● REQUIRED WORK
Go through the entries one line at a time, and gather every line that has the word "Matte".

(Recorded data)
####

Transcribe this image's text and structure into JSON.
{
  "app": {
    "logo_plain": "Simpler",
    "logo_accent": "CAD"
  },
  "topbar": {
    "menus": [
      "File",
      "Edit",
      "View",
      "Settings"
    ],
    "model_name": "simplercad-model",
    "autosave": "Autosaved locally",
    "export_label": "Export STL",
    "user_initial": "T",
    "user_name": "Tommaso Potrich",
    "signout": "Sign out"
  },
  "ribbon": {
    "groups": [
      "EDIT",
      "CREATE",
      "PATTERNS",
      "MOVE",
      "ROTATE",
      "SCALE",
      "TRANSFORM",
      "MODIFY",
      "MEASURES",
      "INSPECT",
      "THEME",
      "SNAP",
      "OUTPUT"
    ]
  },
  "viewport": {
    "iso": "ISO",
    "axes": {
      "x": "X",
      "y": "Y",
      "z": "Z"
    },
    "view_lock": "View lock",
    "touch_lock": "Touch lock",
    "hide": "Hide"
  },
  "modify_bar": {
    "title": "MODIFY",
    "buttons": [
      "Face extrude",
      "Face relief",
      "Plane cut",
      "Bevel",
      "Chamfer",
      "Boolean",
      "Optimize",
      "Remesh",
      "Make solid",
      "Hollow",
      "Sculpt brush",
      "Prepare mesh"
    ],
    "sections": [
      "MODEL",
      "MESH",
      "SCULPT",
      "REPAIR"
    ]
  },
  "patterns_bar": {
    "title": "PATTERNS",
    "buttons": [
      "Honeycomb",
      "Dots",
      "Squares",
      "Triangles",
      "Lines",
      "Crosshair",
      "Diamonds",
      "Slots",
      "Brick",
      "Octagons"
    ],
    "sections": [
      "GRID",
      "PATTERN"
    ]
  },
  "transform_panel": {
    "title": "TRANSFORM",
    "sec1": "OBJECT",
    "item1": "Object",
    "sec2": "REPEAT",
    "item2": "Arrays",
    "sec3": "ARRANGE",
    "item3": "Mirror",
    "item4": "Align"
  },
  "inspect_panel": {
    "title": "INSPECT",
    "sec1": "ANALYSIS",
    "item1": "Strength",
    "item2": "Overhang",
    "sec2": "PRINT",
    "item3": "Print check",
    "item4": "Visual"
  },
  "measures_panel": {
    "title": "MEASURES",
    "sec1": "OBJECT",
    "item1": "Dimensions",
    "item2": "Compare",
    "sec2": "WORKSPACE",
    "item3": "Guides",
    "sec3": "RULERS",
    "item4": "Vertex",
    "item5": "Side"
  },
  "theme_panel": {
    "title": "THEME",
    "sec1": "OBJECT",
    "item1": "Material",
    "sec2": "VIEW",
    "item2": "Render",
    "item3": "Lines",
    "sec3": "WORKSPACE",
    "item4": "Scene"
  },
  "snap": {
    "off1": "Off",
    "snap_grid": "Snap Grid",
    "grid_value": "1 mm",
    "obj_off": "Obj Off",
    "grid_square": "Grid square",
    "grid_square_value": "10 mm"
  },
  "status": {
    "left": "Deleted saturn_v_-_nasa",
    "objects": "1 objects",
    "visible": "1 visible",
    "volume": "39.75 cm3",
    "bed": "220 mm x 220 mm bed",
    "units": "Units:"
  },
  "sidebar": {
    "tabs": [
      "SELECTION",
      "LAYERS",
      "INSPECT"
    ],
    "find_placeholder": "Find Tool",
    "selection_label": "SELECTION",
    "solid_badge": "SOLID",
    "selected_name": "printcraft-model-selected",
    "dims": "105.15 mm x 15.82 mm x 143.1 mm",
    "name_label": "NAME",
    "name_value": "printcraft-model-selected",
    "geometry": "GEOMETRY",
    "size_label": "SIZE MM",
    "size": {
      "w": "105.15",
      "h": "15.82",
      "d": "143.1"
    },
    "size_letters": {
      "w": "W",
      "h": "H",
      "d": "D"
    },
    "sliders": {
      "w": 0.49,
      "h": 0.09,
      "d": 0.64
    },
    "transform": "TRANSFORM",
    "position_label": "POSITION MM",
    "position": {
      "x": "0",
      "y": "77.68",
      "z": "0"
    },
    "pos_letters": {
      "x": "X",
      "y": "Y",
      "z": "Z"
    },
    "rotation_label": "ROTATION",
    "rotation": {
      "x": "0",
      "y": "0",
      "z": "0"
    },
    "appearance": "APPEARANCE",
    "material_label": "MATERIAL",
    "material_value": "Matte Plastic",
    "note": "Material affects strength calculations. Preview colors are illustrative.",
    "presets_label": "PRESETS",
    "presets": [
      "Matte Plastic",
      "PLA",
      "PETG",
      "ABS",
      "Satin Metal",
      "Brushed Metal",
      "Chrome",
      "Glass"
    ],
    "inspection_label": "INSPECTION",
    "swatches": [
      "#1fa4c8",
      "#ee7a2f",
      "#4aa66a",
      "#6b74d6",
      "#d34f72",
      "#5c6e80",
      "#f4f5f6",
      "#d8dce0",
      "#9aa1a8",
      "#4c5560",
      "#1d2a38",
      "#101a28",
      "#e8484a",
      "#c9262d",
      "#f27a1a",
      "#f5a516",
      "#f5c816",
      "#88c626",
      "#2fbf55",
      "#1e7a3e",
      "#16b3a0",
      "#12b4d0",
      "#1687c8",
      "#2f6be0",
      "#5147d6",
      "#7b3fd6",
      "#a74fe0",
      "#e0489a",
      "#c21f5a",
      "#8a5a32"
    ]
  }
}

####

● COMPLETED TASK
    "material_value": "Matte Plastic",
      "Matte Plastic",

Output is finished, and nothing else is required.